Aim of the exercise
The records below must be duplicated exactly, character for character.

Entries provided
++++++++++
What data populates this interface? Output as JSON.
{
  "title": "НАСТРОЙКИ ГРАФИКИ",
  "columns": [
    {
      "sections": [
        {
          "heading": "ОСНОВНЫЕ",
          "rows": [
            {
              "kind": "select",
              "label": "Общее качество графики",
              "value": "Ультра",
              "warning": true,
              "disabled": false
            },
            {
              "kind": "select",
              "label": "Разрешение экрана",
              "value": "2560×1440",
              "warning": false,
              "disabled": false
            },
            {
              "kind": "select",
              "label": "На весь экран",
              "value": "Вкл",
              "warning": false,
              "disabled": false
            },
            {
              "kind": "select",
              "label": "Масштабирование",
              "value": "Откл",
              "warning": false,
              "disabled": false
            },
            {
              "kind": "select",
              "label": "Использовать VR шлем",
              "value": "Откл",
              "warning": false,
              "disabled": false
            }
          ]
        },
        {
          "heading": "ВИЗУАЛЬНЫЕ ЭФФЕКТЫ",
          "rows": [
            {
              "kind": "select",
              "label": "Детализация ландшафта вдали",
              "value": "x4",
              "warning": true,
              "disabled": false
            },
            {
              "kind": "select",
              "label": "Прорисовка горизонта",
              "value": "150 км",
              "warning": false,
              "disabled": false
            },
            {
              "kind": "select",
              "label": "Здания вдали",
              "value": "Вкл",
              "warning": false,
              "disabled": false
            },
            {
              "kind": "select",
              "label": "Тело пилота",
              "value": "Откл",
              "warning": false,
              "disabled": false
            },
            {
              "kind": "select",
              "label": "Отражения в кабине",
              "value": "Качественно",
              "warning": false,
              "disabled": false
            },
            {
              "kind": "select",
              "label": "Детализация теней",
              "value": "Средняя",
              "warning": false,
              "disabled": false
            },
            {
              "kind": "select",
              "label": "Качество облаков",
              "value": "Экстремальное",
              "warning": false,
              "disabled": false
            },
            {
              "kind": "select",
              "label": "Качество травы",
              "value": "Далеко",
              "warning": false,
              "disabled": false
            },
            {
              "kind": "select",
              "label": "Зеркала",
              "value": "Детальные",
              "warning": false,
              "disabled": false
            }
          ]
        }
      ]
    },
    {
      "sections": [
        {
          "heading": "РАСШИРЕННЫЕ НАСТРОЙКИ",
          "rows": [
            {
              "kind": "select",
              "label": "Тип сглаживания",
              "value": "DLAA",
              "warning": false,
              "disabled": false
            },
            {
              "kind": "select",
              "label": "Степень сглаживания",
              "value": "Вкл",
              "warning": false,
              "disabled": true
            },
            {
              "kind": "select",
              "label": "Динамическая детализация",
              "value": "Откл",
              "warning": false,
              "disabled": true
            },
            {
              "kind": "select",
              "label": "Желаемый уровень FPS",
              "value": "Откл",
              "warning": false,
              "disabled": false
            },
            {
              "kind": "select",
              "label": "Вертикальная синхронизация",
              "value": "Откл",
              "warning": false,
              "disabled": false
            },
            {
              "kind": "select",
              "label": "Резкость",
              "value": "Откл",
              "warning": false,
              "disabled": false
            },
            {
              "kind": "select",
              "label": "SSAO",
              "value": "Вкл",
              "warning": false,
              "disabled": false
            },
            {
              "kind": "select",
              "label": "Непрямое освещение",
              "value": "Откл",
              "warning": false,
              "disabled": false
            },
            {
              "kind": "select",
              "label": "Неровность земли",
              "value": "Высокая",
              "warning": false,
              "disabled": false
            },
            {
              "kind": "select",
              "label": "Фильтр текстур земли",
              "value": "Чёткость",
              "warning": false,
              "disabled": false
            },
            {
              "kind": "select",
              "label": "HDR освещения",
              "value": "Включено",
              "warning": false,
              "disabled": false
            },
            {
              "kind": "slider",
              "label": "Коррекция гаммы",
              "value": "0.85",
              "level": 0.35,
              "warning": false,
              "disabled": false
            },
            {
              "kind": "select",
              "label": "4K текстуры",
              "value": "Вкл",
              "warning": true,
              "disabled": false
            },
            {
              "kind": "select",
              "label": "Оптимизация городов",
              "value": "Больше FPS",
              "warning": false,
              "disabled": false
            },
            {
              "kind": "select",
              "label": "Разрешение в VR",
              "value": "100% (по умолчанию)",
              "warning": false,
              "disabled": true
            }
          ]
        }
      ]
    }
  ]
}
++++++++++
Final result
What data populates this interface? Output as JSON.
{
  "title": "НАСТРОЙКИ ГРАФИКИ",
  "columns": [
    {
      "sections": [
        {
          "heading": "ОСНОВНЫЕ",
          "rows": [
            {
              "kind": "select",
              "label": "Общее качество графики",
              "value": "Ультра",
              "warning": true,
              "disabled": false
            },
            {
              "kind": "select",
              "label": "Разрешение экрана",
              "value": "2560×1440",
              "warning": false,
              "disabled": false
            },
            {
              "kind": "select",
              "label": "На весь экран",
              "value": "Вкл",
              "warning": false,
              "disabled": false
            },
            {
              "kind": "select",
              "label": "Масштабирование",
              "value": "Откл",
              "warning": false,
              "disabled": false
            },
            {
              "kind": "select",
              "label": "Использовать VR шлем",
              "value": "Откл",
              "warning": false,
              "disabled": false
            }
          ]
        },
        {
          "heading": "ВИЗУАЛЬНЫЕ ЭФФЕКТЫ",
          "rows": [
            {
              "kind": "select",
              "label": "Детализация ландшафта вдали",
              "value": "x4",
              "warning": true,
              "disabled": false
            },
            {
              "kind": "select",
              "label": "Прорисовка горизонта",
              "value": "150 км",
              "warning": false,
              "disabled": false
            },
            {
              "kind": "select",
              "label": "Здания вдали",
              "value": "Вкл",
              "warning": false,
              "disabled": false
            },
            {
              "kind": "select",
              "label": "Тело пилота",
              "value": "Откл",
              "warning": false,
              "disabled": false
            },
            {
              "kind": "select",
              "label": "Отражения в кабине",
              "value": "Качественно",
              "warning": false,
              "disabled": false
            },
            {
              "kind": "select",
              "label": "Детализация теней",
              "value": "Средняя",
              "warning": false,
              "disabled": false
            },
            {
              "kind": "select",
              "label": "Качество облаков",
              "value": "Экстремальное",
              "warning": false,
              "disabled": false
            },
            {
              "kind": "select",
              "label": "Качество травы",
              "value": "Далеко",
              "warning": false,
              "disabled": false
            },
            {
              "kind": "select",
              "label": "Зеркала",
              "value": "Детальные",
              "warning": false,
              "disabled": false
            }
          ]
        }
      ]
    },
    {
      "sections": [
        {
          "heading": "РАСШИРЕННЫЕ НАСТРОЙКИ",
          "rows": [
            {
              "kind": "select",
              "label": "Тип сглаживания",
              "value": "DLAA",
              "warning": false,
              "disabled": false
            },
            {
              "kind": "select",
              "label": "Степень сглаживания",
              "value": "Вкл",
              "warning": false,
              "disabled": true
            },
            {
              "kind": "select",
              "label": "Динамическая детализация",
              "value": "Откл",
              "warning": false,
              "disabled": true
            },
            {
              "kind": "select",
              "label": "Желаемый уровень FPS",
              "value": "Откл",
              "warning": false,
              "disabled": false
            },
            {
              "kind": "select",
              "label": "Вертикальная синхронизация",
              "value": "Откл",
              "warning": false,
              "disabled": false
            },
            {
              "kind": "select",
              "label": "Резкость",
              "value": "Откл",
              "warning": false,
              "disabled": false
            },
            {
              "kind": "select",
              "label": "SSAO",
              "value": "Вкл",
              "warning": false,
              "disabled": false
            },
            {
              "kind": "select",
              "label": "Непрямое освещение",
              "value": "Откл",
              "warning": false,
              "disabled": false
            },
            {
              "kind": "select",
              "label": "Неровность земли",
              "value": "Высокая",
              "warning": false,
              "disabled": false
            },
            {
              "kind": "select",
              "label": "Фильтр текстур земли",
              "value": "Чёткость",
              "warning": false,
              "disabled": false
            },
            {
              "kind": "select",
              "label": "HDR освещения",
              "value": "Включено",
              "warning": false,
              "disabled": false
            },
            {
              "kind": "slider",
              "label": "Коррекция гаммы",
              "value": "0.85",
              "level": 0.35,
              "warning": false,
              "disabled": false
            },
            {
              "kind": "select",
              "label": "4K текстуры",
              "value": "Вкл",
              "warning": true,
              "disabled": false
            },
            {
              "kind": "select",
              "label": "Оптимизация городов",
              "value": "Больше FPS",
              "warning": false,
              "disabled": false
            },
            {
              "kind": "select",
              "label": "Разрешение в VR",
              "value": "100% (по умолчанию)",
              "warning": false,
              "disabled": true
            }
          ]
        }
      ]
    }
  ]
}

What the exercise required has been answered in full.